#### [WHAT YOU NEED TO DO]
Reproduce every line of the following data verbatim, with nothing altered or left out.

#### [DATA]

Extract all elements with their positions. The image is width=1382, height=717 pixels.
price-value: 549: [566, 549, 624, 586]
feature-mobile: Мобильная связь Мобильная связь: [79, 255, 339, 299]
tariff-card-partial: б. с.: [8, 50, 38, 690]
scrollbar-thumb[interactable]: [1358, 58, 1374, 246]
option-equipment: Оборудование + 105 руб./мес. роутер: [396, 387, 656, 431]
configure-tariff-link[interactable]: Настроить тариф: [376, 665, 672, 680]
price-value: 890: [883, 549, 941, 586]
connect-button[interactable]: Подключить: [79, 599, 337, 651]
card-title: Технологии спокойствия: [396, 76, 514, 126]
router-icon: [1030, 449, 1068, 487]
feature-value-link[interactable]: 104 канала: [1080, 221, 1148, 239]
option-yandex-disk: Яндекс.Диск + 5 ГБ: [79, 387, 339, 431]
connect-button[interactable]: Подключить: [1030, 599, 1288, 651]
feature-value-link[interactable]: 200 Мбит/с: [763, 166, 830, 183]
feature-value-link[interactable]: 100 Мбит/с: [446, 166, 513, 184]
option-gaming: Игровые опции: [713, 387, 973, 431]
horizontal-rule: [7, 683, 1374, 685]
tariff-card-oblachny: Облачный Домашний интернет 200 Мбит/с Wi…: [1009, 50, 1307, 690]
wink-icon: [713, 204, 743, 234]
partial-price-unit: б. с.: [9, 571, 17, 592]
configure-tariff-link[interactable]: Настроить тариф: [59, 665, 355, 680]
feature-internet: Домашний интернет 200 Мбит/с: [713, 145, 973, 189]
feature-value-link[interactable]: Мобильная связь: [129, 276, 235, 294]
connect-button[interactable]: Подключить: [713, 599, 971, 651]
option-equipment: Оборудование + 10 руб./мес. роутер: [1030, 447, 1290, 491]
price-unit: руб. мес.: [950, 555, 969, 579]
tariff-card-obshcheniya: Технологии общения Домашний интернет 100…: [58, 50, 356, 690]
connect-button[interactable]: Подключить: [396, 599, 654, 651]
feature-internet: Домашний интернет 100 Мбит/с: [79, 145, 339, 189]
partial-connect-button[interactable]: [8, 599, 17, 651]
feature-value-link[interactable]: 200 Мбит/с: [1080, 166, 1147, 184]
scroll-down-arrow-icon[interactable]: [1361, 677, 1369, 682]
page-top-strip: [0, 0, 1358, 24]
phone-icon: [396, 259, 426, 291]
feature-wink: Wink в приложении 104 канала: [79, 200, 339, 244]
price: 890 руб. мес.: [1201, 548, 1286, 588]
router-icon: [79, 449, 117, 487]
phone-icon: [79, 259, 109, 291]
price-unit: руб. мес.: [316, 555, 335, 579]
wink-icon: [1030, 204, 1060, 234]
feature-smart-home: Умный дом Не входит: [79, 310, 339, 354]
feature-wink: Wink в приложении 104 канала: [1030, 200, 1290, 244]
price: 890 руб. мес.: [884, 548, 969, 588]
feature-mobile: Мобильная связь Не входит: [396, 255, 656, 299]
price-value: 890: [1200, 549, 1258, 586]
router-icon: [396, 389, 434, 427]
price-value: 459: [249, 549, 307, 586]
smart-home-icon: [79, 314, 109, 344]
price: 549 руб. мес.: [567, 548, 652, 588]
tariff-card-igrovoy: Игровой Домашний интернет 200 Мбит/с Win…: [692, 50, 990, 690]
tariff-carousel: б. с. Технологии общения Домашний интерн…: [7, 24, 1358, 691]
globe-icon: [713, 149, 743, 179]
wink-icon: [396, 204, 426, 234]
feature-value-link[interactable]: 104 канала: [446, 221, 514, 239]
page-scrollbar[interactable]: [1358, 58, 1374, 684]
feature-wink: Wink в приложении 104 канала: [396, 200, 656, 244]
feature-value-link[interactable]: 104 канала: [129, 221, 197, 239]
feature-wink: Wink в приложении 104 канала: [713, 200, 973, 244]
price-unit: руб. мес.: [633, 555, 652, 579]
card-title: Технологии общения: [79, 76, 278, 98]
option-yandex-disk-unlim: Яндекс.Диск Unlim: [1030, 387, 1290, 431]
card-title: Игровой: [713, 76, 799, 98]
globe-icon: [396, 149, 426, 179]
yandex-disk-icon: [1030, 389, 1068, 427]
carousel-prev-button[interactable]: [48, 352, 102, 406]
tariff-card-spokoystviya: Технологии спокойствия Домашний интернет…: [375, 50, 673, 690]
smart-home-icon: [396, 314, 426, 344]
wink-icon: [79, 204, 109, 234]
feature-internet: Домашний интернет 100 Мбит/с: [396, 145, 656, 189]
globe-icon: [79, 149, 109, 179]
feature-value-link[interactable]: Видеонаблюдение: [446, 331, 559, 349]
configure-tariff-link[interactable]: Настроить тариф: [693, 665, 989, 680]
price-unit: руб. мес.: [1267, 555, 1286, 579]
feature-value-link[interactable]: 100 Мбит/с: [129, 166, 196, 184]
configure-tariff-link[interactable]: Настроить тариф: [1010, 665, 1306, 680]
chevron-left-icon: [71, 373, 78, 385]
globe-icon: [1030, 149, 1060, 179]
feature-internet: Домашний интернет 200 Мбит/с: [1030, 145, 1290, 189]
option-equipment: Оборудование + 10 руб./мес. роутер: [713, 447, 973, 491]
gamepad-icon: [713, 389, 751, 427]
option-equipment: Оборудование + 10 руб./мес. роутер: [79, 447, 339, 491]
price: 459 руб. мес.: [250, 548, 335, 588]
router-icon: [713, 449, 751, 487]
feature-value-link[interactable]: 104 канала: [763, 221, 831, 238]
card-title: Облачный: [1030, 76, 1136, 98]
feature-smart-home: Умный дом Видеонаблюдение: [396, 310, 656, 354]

#### [EXERCISE RESPONSE]
Extract all elements with their positions. The image is width=1382, height=717 pixels.
price-value: 549: [566, 549, 624, 586]
feature-mobile: Мобильная связь Мобильная связь: [79, 255, 339, 299]
tariff-card-partial: б. с.: [8, 50, 38, 690]
scrollbar-thumb[interactable]: [1358, 58, 1374, 246]
option-equipment: Оборудование + 105 руб./мес. роутер: [396, 387, 656, 431]
configure-tariff-link[interactable]: Настроить тариф: [376, 665, 672, 680]
price-value: 890: [883, 549, 941, 586]
connect-button[interactable]: Подключить: [79, 599, 337, 651]
card-title: Технологии спокойствия: [396, 76, 514, 126]
router-icon: [1030, 449, 1068, 487]
feature-value-link[interactable]: 104 канала: [1080, 221, 1148, 239]
option-yandex-disk: Яндекс.Диск + 5 ГБ: [79, 387, 339, 431]
connect-button[interactable]: Подключить: [1030, 599, 1288, 651]
feature-value-link[interactable]: 200 Мбит/с: [763, 166, 830, 183]
feature-value-link[interactable]: 100 Мбит/с: [446, 166, 513, 184]
option-gaming: Игровые опции: [713, 387, 973, 431]
horizontal-rule: [7, 683, 1374, 685]
tariff-card-oblachny: Облачный Домашний интернет 200 Мбит/с Wi…: [1009, 50, 1307, 690]
wink-icon: [713, 204, 743, 234]
partial-price-unit: б. с.: [9, 571, 17, 592]
configure-tariff-link[interactable]: Настроить тариф: [59, 665, 355, 680]
feature-internet: Домашний интернет 200 Мбит/с: [713, 145, 973, 189]
feature-value-link[interactable]: Мобильная связь: [129, 276, 235, 294]
connect-button[interactable]: Подключить: [713, 599, 971, 651]
option-equipment: Оборудование + 10 руб./мес. роутер: [1030, 447, 1290, 491]
price-unit: руб. мес.: [950, 555, 969, 579]
tariff-card-obshcheniya: Технологии общения Домашний интернет 100…: [58, 50, 356, 690]
connect-button[interactable]: Подключить: [396, 599, 654, 651]
feature-internet: Домашний интернет 100 Мбит/с: [79, 145, 339, 189]
partial-connect-button[interactable]: [8, 599, 17, 651]
feature-value-link[interactable]: 200 Мбит/с: [1080, 166, 1147, 184]
scroll-down-arrow-icon[interactable]: [1361, 677, 1369, 682]
page-top-strip: [0, 0, 1358, 24]
phone-icon: [396, 259, 426, 291]
feature-wink: Wink в приложении 104 канала: [79, 200, 339, 244]
price: 890 руб. мес.: [1201, 548, 1286, 588]
router-icon: [79, 449, 117, 487]
phone-icon: [79, 259, 109, 291]
price-unit: руб. мес.: [316, 555, 335, 579]
wink-icon: [1030, 204, 1060, 234]
feature-smart-home: Умный дом Не входит: [79, 310, 339, 354]
feature-wink: Wink в приложении 104 канала: [1030, 200, 1290, 244]
price: 890 руб. мес.: [884, 548, 969, 588]
feature-mobile: Мобильная связь Не входит: [396, 255, 656, 299]
price-value: 890: [1200, 549, 1258, 586]
router-icon: [396, 389, 434, 427]
price-value: 459: [249, 549, 307, 586]
smart-home-icon: [79, 314, 109, 344]
price: 549 руб. мес.: [567, 548, 652, 588]
tariff-card-igrovoy: Игровой Домашний интернет 200 Мбит/с Win…: [692, 50, 990, 690]
tariff-carousel: б. с. Технологии общения Домашний интерн…: [7, 24, 1358, 691]
globe-icon: [713, 149, 743, 179]
wink-icon: [396, 204, 426, 234]
feature-value-link[interactable]: 104 канала: [446, 221, 514, 239]
page-scrollbar[interactable]: [1358, 58, 1374, 684]
feature-wink: Wink в приложении 104 канала: [396, 200, 656, 244]
feature-value-link[interactable]: 104 канала: [129, 221, 197, 239]
feature-wink: Wink в приложении 104 канала: [713, 200, 973, 244]
price-unit: руб. мес.: [633, 555, 652, 579]
card-title: Технологии общения: [79, 76, 278, 98]
option-yandex-disk-unlim: Яндекс.Диск Unlim: [1030, 387, 1290, 431]
card-title: Игровой: [713, 76, 799, 98]
globe-icon: [396, 149, 426, 179]
yandex-disk-icon: [1030, 389, 1068, 427]
carousel-prev-button[interactable]: [48, 352, 102, 406]
tariff-card-spokoystviya: Технологии спокойствия Домашний интернет…: [375, 50, 673, 690]
smart-home-icon: [396, 314, 426, 344]
wink-icon: [79, 204, 109, 234]
feature-internet: Домашний интернет 100 Мбит/с: [396, 145, 656, 189]
globe-icon: [79, 149, 109, 179]
feature-value-link[interactable]: Видеонаблюдение: [446, 331, 559, 349]
configure-tariff-link[interactable]: Настроить тариф: [693, 665, 989, 680]
price-unit: руб. мес.: [1267, 555, 1286, 579]
feature-value-link[interactable]: 100 Мбит/с: [129, 166, 196, 184]
configure-tariff-link[interactable]: Настроить тариф: [1010, 665, 1306, 680]
chevron-left-icon: [71, 373, 78, 385]
globe-icon: [1030, 149, 1060, 179]
feature-internet: Домашний интернет 200 Мбит/с: [1030, 145, 1290, 189]
option-equipment: Оборудование + 10 руб./мес. роутер: [713, 447, 973, 491]
gamepad-icon: [713, 389, 751, 427]
option-equipment: Оборудование + 10 руб./мес. роутер: [79, 447, 339, 491]
price: 459 руб. мес.: [250, 548, 335, 588]
router-icon: [713, 449, 751, 487]
feature-value-link[interactable]: 104 канала: [763, 221, 831, 238]
card-title: Облачный: [1030, 76, 1136, 98]
feature-smart-home: Умный дом Видеонаблюдение: [396, 310, 656, 354]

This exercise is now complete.